> [PROBLEM DESCRIPTION]: Report each line of the data that has "down" somewhere in it.

> [DATA IN THIS EXERCISE]:
:::
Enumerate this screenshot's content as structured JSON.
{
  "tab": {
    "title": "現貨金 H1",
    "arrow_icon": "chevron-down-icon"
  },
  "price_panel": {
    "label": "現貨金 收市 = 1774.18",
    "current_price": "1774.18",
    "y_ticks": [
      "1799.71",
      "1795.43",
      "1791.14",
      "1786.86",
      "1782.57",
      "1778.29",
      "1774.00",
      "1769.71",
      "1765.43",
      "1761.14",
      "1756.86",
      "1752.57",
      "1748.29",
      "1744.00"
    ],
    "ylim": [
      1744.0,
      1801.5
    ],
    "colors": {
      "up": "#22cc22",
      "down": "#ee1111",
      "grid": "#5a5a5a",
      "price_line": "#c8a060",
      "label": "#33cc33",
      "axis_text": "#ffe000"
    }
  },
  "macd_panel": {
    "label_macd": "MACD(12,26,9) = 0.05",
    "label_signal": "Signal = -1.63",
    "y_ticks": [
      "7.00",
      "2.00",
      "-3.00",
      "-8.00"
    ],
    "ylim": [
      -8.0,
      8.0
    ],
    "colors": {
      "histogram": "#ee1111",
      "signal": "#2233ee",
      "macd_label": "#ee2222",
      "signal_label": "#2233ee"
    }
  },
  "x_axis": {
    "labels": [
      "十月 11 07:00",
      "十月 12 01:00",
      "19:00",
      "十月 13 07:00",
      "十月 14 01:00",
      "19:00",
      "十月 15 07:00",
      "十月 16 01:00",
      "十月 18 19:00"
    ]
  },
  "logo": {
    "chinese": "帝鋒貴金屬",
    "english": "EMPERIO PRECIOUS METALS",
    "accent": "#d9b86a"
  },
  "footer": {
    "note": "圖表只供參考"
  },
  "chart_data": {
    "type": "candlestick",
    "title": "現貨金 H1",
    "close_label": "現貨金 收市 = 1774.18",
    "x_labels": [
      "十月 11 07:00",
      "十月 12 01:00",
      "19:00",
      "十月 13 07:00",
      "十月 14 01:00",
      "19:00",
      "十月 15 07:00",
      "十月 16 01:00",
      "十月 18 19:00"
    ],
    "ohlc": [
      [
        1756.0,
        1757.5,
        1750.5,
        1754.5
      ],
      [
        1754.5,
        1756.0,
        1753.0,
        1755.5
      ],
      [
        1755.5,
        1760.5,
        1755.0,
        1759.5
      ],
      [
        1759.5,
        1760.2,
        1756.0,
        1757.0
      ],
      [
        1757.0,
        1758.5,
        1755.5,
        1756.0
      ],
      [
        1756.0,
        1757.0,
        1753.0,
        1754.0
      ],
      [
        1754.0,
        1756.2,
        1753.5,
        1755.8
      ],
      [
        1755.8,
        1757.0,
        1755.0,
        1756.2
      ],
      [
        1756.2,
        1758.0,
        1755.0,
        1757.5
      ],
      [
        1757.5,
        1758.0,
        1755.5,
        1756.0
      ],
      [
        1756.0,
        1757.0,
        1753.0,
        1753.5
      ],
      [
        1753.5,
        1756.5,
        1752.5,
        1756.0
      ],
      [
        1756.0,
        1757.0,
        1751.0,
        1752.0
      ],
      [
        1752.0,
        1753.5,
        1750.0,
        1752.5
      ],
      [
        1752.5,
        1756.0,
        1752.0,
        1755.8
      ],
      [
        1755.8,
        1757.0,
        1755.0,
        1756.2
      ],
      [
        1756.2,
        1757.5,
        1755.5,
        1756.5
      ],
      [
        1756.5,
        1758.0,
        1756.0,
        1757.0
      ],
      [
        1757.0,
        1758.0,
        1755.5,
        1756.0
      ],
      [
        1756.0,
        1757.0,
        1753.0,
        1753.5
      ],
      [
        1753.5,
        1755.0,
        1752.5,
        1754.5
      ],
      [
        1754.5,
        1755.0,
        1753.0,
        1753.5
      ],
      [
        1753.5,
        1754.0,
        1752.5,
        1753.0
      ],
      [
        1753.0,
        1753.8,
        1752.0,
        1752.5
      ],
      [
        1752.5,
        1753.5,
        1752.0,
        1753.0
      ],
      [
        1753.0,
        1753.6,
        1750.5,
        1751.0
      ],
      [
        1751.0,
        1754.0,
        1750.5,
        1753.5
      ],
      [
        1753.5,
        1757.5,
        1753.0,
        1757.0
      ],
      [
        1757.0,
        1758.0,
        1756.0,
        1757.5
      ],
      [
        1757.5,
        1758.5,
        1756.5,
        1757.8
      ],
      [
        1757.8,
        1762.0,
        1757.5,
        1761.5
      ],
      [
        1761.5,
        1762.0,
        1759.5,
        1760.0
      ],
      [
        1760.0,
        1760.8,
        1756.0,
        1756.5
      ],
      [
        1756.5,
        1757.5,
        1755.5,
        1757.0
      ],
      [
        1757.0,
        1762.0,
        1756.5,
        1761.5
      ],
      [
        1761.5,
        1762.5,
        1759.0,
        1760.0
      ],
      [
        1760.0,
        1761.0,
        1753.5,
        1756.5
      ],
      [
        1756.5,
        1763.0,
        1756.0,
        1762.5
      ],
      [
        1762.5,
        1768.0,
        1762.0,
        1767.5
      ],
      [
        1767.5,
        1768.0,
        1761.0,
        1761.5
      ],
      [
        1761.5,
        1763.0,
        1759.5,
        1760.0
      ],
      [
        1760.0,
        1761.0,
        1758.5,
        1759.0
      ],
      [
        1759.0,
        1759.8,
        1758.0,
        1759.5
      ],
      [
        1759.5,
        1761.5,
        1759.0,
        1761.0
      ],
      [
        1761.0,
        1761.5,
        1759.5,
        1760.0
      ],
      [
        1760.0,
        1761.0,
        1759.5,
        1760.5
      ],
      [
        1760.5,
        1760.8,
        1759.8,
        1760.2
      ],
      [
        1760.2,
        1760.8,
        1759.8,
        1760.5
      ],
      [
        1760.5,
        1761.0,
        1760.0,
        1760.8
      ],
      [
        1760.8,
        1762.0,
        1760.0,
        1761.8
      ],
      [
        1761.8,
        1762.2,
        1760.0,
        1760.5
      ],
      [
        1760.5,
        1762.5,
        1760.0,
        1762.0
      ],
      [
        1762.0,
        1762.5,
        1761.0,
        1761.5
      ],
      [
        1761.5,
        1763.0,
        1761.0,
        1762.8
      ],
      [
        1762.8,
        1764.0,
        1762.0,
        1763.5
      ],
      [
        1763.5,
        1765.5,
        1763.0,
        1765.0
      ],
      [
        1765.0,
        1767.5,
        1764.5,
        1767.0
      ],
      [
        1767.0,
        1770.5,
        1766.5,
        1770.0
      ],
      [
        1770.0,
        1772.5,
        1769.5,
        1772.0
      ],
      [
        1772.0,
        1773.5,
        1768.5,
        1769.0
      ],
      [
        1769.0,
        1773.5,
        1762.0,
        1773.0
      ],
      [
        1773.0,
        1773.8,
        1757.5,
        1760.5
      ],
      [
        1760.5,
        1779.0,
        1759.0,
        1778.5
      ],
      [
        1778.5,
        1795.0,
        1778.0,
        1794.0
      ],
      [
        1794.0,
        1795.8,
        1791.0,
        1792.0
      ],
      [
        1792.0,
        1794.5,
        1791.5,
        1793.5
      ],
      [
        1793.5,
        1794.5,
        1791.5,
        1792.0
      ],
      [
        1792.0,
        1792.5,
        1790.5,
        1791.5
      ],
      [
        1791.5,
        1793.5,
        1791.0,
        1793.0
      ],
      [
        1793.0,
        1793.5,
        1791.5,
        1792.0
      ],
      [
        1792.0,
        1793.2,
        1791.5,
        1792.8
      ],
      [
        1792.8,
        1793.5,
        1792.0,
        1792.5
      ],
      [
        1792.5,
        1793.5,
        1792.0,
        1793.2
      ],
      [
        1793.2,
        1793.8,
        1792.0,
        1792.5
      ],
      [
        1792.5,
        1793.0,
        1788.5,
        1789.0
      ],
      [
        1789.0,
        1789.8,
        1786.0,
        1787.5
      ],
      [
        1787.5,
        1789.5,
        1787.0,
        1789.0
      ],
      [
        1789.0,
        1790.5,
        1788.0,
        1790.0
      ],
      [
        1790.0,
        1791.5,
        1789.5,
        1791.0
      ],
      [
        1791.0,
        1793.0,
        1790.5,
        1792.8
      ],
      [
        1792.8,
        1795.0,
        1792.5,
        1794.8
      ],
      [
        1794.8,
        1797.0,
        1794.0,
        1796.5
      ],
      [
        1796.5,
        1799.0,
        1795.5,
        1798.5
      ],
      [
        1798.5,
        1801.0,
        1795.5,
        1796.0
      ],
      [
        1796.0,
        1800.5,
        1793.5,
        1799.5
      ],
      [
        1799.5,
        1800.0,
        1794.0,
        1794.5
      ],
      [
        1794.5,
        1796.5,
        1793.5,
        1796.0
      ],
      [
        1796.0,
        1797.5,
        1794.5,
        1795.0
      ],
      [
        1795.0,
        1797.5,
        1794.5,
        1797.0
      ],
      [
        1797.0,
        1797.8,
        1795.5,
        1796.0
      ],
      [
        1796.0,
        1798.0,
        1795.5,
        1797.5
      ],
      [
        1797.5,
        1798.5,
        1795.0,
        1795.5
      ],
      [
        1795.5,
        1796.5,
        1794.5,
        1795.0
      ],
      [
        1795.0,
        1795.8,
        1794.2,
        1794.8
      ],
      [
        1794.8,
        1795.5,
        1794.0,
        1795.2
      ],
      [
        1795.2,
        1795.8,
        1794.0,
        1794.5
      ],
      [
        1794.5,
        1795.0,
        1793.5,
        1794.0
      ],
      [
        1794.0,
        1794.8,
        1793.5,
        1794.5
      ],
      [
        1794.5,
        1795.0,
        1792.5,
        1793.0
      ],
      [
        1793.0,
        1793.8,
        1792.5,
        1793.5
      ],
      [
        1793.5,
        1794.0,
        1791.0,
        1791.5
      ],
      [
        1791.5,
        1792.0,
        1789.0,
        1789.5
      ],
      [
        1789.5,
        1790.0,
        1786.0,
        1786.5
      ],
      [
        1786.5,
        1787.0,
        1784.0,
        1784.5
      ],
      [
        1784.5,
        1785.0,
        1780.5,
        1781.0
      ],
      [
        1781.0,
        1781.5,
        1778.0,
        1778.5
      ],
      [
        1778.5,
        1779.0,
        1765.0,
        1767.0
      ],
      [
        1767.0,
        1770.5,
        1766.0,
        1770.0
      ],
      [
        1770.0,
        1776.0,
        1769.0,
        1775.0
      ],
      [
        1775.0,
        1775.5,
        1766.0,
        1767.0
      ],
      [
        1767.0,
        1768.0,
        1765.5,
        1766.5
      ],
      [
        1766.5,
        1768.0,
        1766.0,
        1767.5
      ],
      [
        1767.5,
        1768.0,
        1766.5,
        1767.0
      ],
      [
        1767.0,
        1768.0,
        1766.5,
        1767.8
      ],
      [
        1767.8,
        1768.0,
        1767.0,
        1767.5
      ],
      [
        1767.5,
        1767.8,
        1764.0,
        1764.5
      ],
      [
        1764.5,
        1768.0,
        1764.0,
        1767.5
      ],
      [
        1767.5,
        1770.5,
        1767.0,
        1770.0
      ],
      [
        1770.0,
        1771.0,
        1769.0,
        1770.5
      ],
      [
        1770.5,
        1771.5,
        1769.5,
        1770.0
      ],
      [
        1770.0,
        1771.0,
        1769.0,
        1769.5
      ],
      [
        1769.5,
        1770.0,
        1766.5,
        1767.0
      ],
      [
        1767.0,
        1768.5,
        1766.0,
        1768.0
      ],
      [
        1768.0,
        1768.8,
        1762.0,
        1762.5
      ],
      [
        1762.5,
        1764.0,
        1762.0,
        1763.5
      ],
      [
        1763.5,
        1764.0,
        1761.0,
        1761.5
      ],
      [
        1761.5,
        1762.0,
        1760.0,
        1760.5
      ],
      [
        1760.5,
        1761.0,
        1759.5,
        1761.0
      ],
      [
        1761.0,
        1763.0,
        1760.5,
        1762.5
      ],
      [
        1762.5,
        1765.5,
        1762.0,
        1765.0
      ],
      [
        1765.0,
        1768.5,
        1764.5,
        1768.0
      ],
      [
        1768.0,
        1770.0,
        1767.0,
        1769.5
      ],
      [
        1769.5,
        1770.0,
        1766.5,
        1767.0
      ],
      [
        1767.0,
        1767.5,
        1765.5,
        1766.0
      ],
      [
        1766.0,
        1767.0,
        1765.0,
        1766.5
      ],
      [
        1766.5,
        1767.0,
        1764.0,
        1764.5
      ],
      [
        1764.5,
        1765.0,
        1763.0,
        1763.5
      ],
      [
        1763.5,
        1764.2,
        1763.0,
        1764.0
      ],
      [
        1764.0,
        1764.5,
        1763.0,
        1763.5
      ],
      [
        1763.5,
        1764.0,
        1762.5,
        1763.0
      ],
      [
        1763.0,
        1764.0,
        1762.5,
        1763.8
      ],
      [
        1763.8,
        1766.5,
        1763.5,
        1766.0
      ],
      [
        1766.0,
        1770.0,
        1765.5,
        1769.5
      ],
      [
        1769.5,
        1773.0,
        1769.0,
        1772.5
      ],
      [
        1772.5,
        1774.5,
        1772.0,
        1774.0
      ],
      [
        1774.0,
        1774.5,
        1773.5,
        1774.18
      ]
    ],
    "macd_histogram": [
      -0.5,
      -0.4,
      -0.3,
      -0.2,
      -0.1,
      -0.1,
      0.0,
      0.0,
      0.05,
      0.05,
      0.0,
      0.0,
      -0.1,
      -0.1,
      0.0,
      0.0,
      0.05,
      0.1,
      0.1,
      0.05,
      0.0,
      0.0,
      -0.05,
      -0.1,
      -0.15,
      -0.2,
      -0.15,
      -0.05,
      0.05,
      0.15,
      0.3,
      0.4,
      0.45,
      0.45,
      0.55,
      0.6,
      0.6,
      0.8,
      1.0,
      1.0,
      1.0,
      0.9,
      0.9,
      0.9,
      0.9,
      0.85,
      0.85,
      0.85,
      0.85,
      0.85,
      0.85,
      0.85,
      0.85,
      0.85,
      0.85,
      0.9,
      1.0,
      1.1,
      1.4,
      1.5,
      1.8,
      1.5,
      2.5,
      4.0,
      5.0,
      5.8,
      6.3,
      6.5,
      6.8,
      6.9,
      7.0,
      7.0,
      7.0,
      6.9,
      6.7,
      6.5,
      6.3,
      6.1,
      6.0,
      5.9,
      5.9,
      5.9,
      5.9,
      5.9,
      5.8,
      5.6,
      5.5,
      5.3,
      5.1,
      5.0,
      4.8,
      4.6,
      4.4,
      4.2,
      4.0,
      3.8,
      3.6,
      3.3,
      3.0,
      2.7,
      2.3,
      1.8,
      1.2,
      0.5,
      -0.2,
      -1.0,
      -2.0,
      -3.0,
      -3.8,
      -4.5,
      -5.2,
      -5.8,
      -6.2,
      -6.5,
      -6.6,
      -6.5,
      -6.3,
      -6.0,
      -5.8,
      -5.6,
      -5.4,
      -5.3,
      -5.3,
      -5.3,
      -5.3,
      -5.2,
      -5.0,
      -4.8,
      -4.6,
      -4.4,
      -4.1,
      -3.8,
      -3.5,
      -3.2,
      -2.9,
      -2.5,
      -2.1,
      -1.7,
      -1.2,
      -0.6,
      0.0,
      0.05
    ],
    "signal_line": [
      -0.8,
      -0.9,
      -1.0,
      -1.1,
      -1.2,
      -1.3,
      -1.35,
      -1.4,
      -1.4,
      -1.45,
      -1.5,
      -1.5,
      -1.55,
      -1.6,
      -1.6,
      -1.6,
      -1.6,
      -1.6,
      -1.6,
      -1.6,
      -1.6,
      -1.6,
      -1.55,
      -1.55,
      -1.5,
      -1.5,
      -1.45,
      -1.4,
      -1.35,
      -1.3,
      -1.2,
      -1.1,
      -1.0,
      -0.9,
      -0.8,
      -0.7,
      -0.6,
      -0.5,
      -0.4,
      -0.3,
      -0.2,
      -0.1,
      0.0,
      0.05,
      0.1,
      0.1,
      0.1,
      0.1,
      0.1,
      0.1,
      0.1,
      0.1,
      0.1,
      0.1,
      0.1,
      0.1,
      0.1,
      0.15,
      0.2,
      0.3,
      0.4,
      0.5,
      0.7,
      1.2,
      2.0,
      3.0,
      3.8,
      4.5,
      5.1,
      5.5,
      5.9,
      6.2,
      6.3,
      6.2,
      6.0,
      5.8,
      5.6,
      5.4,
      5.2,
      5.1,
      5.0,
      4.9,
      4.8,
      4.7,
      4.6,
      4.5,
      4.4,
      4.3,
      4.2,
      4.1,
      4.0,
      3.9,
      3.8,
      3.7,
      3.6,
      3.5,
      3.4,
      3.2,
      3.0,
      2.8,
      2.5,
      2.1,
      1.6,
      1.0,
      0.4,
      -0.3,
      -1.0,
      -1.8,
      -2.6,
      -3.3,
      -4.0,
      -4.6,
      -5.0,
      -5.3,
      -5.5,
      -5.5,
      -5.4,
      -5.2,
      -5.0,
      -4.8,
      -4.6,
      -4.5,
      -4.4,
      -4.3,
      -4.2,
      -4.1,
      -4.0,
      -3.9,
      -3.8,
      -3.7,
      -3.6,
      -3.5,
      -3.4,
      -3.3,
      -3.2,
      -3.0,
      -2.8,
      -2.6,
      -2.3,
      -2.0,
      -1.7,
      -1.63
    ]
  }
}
:::
> [TASK SOLUTION]:
    "arrow_icon": "chevron-down-icon"
      "down": "#ee1111",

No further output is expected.